>> start
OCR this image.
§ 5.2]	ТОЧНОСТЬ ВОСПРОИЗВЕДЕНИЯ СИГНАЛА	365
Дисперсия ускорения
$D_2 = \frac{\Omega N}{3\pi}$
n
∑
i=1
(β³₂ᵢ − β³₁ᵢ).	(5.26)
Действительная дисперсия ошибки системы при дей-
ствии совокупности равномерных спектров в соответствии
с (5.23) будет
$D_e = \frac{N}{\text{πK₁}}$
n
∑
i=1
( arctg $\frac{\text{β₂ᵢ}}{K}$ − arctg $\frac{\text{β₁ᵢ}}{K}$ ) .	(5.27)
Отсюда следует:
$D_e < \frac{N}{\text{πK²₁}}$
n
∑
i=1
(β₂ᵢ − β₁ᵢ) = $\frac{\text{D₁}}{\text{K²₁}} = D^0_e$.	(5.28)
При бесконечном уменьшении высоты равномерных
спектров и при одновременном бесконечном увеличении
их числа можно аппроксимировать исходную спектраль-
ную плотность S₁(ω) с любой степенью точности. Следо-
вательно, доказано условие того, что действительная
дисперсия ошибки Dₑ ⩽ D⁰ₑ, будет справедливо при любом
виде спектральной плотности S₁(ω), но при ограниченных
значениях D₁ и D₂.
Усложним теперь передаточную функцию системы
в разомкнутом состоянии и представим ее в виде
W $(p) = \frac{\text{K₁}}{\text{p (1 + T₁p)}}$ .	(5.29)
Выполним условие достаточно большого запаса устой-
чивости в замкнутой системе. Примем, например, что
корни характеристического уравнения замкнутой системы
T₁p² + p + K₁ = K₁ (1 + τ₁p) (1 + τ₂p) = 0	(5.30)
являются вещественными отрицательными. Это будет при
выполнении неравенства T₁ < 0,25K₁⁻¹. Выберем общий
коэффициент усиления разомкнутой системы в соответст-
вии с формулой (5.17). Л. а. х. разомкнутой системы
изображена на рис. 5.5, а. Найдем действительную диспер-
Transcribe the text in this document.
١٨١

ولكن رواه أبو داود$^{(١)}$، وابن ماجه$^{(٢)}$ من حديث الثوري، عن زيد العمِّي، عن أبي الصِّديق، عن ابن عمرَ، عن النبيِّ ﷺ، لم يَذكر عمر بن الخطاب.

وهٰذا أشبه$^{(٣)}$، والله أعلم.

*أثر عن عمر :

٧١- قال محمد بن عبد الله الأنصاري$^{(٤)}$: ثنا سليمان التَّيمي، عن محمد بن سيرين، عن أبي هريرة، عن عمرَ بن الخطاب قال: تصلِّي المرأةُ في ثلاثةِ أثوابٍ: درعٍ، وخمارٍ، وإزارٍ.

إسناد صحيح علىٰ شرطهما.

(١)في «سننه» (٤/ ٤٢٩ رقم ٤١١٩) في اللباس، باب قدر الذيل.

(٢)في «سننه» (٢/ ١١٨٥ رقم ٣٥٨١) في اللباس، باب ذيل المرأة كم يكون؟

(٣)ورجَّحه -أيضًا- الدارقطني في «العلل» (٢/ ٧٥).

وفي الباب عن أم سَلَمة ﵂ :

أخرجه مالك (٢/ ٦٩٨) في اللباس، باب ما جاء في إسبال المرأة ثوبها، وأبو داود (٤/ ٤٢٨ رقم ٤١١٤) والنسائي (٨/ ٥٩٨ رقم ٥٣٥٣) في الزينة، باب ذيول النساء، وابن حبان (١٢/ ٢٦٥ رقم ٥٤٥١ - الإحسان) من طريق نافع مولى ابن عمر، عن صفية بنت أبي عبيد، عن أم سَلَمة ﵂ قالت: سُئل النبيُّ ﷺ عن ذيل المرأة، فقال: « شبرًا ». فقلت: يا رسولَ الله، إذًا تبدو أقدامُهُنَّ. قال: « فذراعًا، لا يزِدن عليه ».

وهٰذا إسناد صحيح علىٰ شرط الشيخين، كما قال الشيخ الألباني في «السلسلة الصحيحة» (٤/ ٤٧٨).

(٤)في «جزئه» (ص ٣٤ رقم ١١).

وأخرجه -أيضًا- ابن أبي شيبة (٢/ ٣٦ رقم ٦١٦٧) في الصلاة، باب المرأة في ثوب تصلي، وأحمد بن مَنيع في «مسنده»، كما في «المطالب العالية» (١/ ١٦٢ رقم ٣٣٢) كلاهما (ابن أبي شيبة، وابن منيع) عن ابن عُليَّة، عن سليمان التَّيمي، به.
>> end
Stated goal: Return what is listed above, exactly and completely.

Expected answer:
OCR this image.
§ 5.2]	ТОЧНОСТЬ ВОСПРОИЗВЕДЕНИЯ СИГНАЛА	365
Дисперсия ускорения
$D_2 = \frac{\Omega N}{3\pi}$
n
∑
i=1
(β³₂ᵢ − β³₁ᵢ).	(5.26)
Действительная дисперсия ошибки системы при дей-
ствии совокупности равномерных спектров в соответствии
с (5.23) будет
$D_e = \frac{N}{\text{πK₁}}$
n
∑
i=1
( arctg $\frac{\text{β₂ᵢ}}{K}$ − arctg $\frac{\text{β₁ᵢ}}{K}$ ) .	(5.27)
Отсюда следует:
$D_e < \frac{N}{\text{πK²₁}}$
n
∑
i=1
(β₂ᵢ − β₁ᵢ) = $\frac{\text{D₁}}{\text{K²₁}} = D^0_e$.	(5.28)
При бесконечном уменьшении высоты равномерных
спектров и при одновременном бесконечном увеличении
их числа можно аппроксимировать исходную спектраль-
ную плотность S₁(ω) с любой степенью точности. Следо-
вательно, доказано условие того, что действительная
дисперсия ошибки Dₑ ⩽ D⁰ₑ, будет справедливо при любом
виде спектральной плотности S₁(ω), но при ограниченных
значениях D₁ и D₂.
Усложним теперь передаточную функцию системы
в разомкнутом состоянии и представим ее в виде
W $(p) = \frac{\text{K₁}}{\text{p (1 + T₁p)}}$ .	(5.29)
Выполним условие достаточно большого запаса устой-
чивости в замкнутой системе. Примем, например, что
корни характеристического уравнения замкнутой системы
T₁p² + p + K₁ = K₁ (1 + τ₁p) (1 + τ₂p) = 0	(5.30)
являются вещественными отрицательными. Это будет при
выполнении неравенства T₁ < 0,25K₁⁻¹. Выберем общий
коэффициент усиления разомкнутой системы в соответст-
вии с формулой (5.17). Л. а. х. разомкнутой системы
изображена на рис. 5.5, а. Найдем действительную диспер-
Transcribe the text in this document.
١٨١

ولكن رواه أبو داود$^{(١)}$، وابن ماجه$^{(٢)}$ من حديث الثوري، عن زيد العمِّي، عن أبي الصِّديق، عن ابن عمرَ، عن النبيِّ ﷺ، لم يَذكر عمر بن الخطاب.

وهٰذا أشبه$^{(٣)}$، والله أعلم.

*أثر عن عمر :

٧١- قال محمد بن عبد الله الأنصاري$^{(٤)}$: ثنا سليمان التَّيمي، عن محمد بن سيرين، عن أبي هريرة، عن عمرَ بن الخطاب قال: تصلِّي المرأةُ في ثلاثةِ أثوابٍ: درعٍ، وخمارٍ، وإزارٍ.

إسناد صحيح علىٰ شرطهما.

(١)في «سننه» (٤/ ٤٢٩ رقم ٤١١٩) في اللباس، باب قدر الذيل.

(٢)في «سننه» (٢/ ١١٨٥ رقم ٣٥٨١) في اللباس، باب ذيل المرأة كم يكون؟

(٣)ورجَّحه -أيضًا- الدارقطني في «العلل» (٢/ ٧٥).

وفي الباب عن أم سَلَمة ﵂ :

أخرجه مالك (٢/ ٦٩٨) في اللباس، باب ما جاء في إسبال المرأة ثوبها، وأبو داود (٤/ ٤٢٨ رقم ٤١١٤) والنسائي (٨/ ٥٩٨ رقم ٥٣٥٣) في الزينة، باب ذيول النساء، وابن حبان (١٢/ ٢٦٥ رقم ٥٤٥١ - الإحسان) من طريق نافع مولى ابن عمر، عن صفية بنت أبي عبيد، عن أم سَلَمة ﵂ قالت: سُئل النبيُّ ﷺ عن ذيل المرأة، فقال: « شبرًا ». فقلت: يا رسولَ الله، إذًا تبدو أقدامُهُنَّ. قال: « فذراعًا، لا يزِدن عليه ».

وهٰذا إسناد صحيح علىٰ شرط الشيخين، كما قال الشيخ الألباني في «السلسلة الصحيحة» (٤/ ٤٧٨).

(٤)في «جزئه» (ص ٣٤ رقم ١١).

وأخرجه -أيضًا- ابن أبي شيبة (٢/ ٣٦ رقم ٦١٦٧) في الصلاة، باب المرأة في ثوب تصلي، وأحمد بن مَنيع في «مسنده»، كما في «المطالب العالية» (١/ ١٦٢ رقم ٣٣٢) كلاهما (ابن أبي شيبة، وابن منيع) عن ابن عُليَّة، عن سليمان التَّيمي، به.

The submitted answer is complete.